**PROBLEM DETAILS**.
Below are some records; repeat them all exactly, minus the pictures.

━━━━━━

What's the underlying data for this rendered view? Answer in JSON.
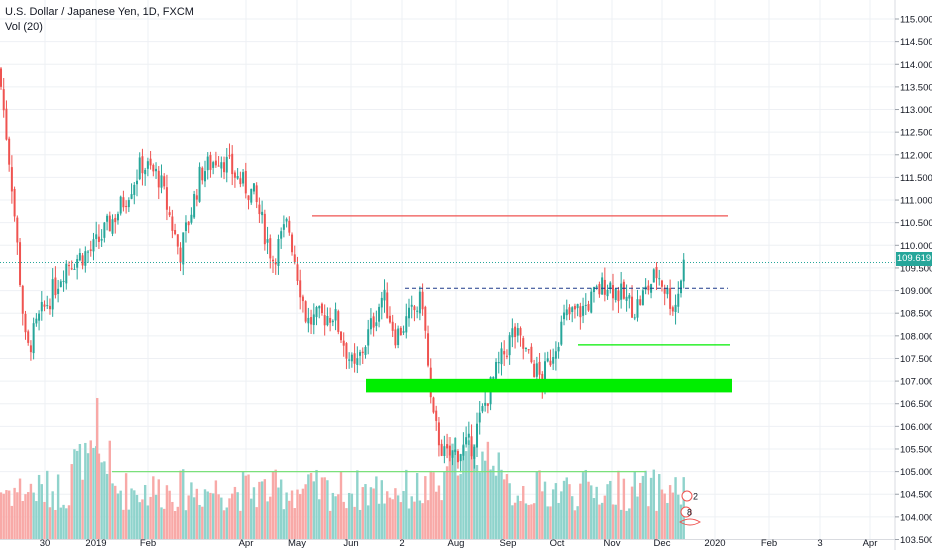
{
  "header": {
    "symbol_title": "U.S. Dollar / Japanese Yen, 1D, FXCM",
    "volume_label": "Vol (20)"
  },
  "last_price": "109.619",
  "badges": [
    "2",
    "8"
  ],
  "colors": {
    "up": "#26a69a",
    "down": "#ef5350",
    "vol_up": "#8fd3cc",
    "vol_down": "#f8a9a7",
    "resistance": "#ef5350",
    "support": "#00ee00",
    "grid": "#eef0f4",
    "dashed_level": "#1e3a8a"
  },
  "chart_data": {
    "type": "candlestick",
    "symbol": "USDJPY",
    "y_axis": {
      "ylim": [
        103.5,
        115.25
      ],
      "ticks": [
        "115.000",
        "114.500",
        "114.000",
        "113.500",
        "113.000",
        "112.500",
        "112.000",
        "111.500",
        "111.000",
        "110.500",
        "110.000",
        "109.500",
        "109.000",
        "108.500",
        "108.000",
        "107.500",
        "107.000",
        "106.500",
        "106.000",
        "105.500",
        "105.000",
        "104.500",
        "104.000",
        "103.500"
      ]
    },
    "x_axis": {
      "ticks": [
        "30",
        "2019",
        "Feb",
        "Apr",
        "May",
        "Jun",
        "2",
        "Aug",
        "Sep",
        "Oct",
        "Nov",
        "Dec",
        "2020",
        "Feb",
        "3",
        "Apr"
      ]
    },
    "close_path": [
      [
        "2018-12-20",
        113.7
      ],
      [
        "2018-12-26",
        111.5
      ],
      [
        "2019-01-03",
        107.6
      ],
      [
        "2019-01-10",
        108.4
      ],
      [
        "2019-01-24",
        109.6
      ],
      [
        "2019-02-07",
        109.9
      ],
      [
        "2019-02-21",
        110.8
      ],
      [
        "2019-03-05",
        111.8
      ],
      [
        "2019-03-14",
        111.5
      ],
      [
        "2019-03-25",
        109.8
      ],
      [
        "2019-04-05",
        111.6
      ],
      [
        "2019-04-15",
        112.0
      ],
      [
        "2019-04-24",
        111.5
      ],
      [
        "2019-05-03",
        111.1
      ],
      [
        "2019-05-13",
        109.7
      ],
      [
        "2019-05-21",
        110.5
      ],
      [
        "2019-05-31",
        108.3
      ],
      [
        "2019-06-14",
        108.5
      ],
      [
        "2019-06-25",
        107.2
      ],
      [
        "2019-07-10",
        108.9
      ],
      [
        "2019-07-17",
        108.0
      ],
      [
        "2019-07-31",
        108.8
      ],
      [
        "2019-08-05",
        106.2
      ],
      [
        "2019-08-12",
        105.3
      ],
      [
        "2019-08-26",
        105.6
      ],
      [
        "2019-09-06",
        107.0
      ],
      [
        "2019-09-17",
        108.1
      ],
      [
        "2019-10-02",
        107.0
      ],
      [
        "2019-10-14",
        108.4
      ],
      [
        "2019-10-24",
        108.6
      ],
      [
        "2019-11-05",
        109.2
      ],
      [
        "2019-11-20",
        108.6
      ],
      [
        "2019-12-02",
        109.4
      ],
      [
        "2019-12-11",
        108.6
      ],
      [
        "2019-12-16",
        109.619
      ]
    ],
    "drawn_levels": [
      {
        "kind": "horizontal-ray",
        "price": 110.65,
        "color": "red"
      },
      {
        "kind": "horizontal-ray",
        "price": 109.05,
        "style": "dashed"
      },
      {
        "kind": "horizontal-ray",
        "price": 107.8,
        "color": "green"
      },
      {
        "kind": "zone",
        "price_from": 106.75,
        "price_to": 107.05,
        "color": "green"
      },
      {
        "kind": "horizontal-ray",
        "price": 105.0,
        "color": "green"
      }
    ],
    "current_price": 109.619,
    "volume_series_name": "Vol (20)"
  }
}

━━━━━━

**TASK SOLUTION**.
What's the underlying data for this rendered view? Answer in JSON.
{
  "header": {
    "symbol_title": "U.S. Dollar / Japanese Yen, 1D, FXCM",
    "volume_label": "Vol (20)"
  },
  "last_price": "109.619",
  "badges": [
    "2",
    "8"
  ],
  "colors": {
    "up": "#26a69a",
    "down": "#ef5350",
    "vol_up": "#8fd3cc",
    "vol_down": "#f8a9a7",
    "resistance": "#ef5350",
    "support": "#00ee00",
    "grid": "#eef0f4",
    "dashed_level": "#1e3a8a"
  },
  "chart_data": {
    "type": "candlestick",
    "symbol": "USDJPY",
    "y_axis": {
      "ylim": [
        103.5,
        115.25
      ],
      "ticks": [
        "115.000",
        "114.500",
        "114.000",
        "113.500",
        "113.000",
        "112.500",
        "112.000",
        "111.500",
        "111.000",
        "110.500",
        "110.000",
        "109.500",
        "109.000",
        "108.500",
        "108.000",
        "107.500",
        "107.000",
        "106.500",
        "106.000",
        "105.500",
        "105.000",
        "104.500",
        "104.000",
        "103.500"
      ]
    },
    "x_axis": {
      "ticks": [
        "30",
        "2019",
        "Feb",
        "Apr",
        "May",
        "Jun",
        "2",
        "Aug",
        "Sep",
        "Oct",
        "Nov",
        "Dec",
        "2020",
        "Feb",
        "3",
        "Apr"
      ]
    },
    "close_path": [
      [
        "2018-12-20",
        113.7
      ],
      [
        "2018-12-26",
        111.5
      ],
      [
        "2019-01-03",
        107.6
      ],
      [
        "2019-01-10",
        108.4
      ],
      [
        "2019-01-24",
        109.6
      ],
      [
        "2019-02-07",
        109.9
      ],
      [
        "2019-02-21",
        110.8
      ],
      [
        "2019-03-05",
        111.8
      ],
      [
        "2019-03-14",
        111.5
      ],
      [
        "2019-03-25",
        109.8
      ],
      [
        "2019-04-05",
        111.6
      ],
      [
        "2019-04-15",
        112.0
      ],
      [
        "2019-04-24",
        111.5
      ],
      [
        "2019-05-03",
        111.1
      ],
      [
        "2019-05-13",
        109.7
      ],
      [
        "2019-05-21",
        110.5
      ],
      [
        "2019-05-31",
        108.3
      ],
      [
        "2019-06-14",
        108.5
      ],
      [
        "2019-06-25",
        107.2
      ],
      [
        "2019-07-10",
        108.9
      ],
      [
        "2019-07-17",
        108.0
      ],
      [
        "2019-07-31",
        108.8
      ],
      [
        "2019-08-05",
        106.2
      ],
      [
        "2019-08-12",
        105.3
      ],
      [
        "2019-08-26",
        105.6
      ],
      [
        "2019-09-06",
        107.0
      ],
      [
        "2019-09-17",
        108.1
      ],
      [
        "2019-10-02",
        107.0
      ],
      [
        "2019-10-14",
        108.4
      ],
      [
        "2019-10-24",
        108.6
      ],
      [
        "2019-11-05",
        109.2
      ],
      [
        "2019-11-20",
        108.6
      ],
      [
        "2019-12-02",
        109.4
      ],
      [
        "2019-12-11",
        108.6
      ],
      [
        "2019-12-16",
        109.619
      ]
    ],
    "drawn_levels": [
      {
        "kind": "horizontal-ray",
        "price": 110.65,
        "color": "red"
      },
      {
        "kind": "horizontal-ray",
        "price": 109.05,
        "style": "dashed"
      },
      {
        "kind": "horizontal-ray",
        "price": 107.8,
        "color": "green"
      },
      {
        "kind": "zone",
        "price_from": 106.75,
        "price_to": 107.05,
        "color": "green"
      },
      {
        "kind": "horizontal-ray",
        "price": 105.0,
        "color": "green"
      }
    ],
    "current_price": 109.619,
    "volume_series_name": "Vol (20)"
  }
}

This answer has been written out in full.